TASK STATEMENT
Your task is to locate every line holding the string "Правительством" and to copy each of them.

Stored items from a collection
--- begin ---
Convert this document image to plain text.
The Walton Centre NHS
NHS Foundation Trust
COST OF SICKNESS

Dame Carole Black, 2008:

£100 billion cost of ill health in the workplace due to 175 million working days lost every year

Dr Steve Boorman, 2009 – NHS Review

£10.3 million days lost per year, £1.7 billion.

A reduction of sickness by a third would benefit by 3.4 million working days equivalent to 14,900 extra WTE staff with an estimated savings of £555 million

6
--- end ---
--- begin ---
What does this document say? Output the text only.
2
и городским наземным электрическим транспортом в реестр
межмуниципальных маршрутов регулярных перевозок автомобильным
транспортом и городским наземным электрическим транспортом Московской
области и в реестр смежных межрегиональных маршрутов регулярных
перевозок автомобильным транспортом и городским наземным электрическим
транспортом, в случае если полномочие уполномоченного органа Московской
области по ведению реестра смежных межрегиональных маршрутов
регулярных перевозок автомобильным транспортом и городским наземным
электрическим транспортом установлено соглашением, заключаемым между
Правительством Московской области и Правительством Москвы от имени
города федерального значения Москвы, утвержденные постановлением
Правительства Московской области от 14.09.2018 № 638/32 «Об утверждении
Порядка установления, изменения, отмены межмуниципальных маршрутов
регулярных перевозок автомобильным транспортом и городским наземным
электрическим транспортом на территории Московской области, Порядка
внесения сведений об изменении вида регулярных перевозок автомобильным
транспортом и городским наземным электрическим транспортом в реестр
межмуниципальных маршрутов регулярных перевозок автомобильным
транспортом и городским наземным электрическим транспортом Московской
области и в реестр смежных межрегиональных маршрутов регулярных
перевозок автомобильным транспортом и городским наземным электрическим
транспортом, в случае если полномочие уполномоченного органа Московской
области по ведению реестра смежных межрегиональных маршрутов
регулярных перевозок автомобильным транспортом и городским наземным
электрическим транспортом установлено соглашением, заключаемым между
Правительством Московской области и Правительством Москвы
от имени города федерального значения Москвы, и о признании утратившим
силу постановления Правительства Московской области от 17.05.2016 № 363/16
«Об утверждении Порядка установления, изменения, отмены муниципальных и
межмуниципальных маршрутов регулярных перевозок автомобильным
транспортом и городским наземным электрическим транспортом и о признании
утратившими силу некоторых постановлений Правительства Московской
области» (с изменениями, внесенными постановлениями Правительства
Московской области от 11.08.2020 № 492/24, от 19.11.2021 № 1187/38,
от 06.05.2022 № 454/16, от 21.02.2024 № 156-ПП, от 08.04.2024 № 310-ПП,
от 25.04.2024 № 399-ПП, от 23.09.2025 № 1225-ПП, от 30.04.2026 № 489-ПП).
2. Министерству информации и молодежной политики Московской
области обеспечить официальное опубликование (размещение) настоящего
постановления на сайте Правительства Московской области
--- end ---
WRITTEN ANSWER
Правительством Московской области и Правительством Москвы от имени
Правительством Московской области и Правительством Москвы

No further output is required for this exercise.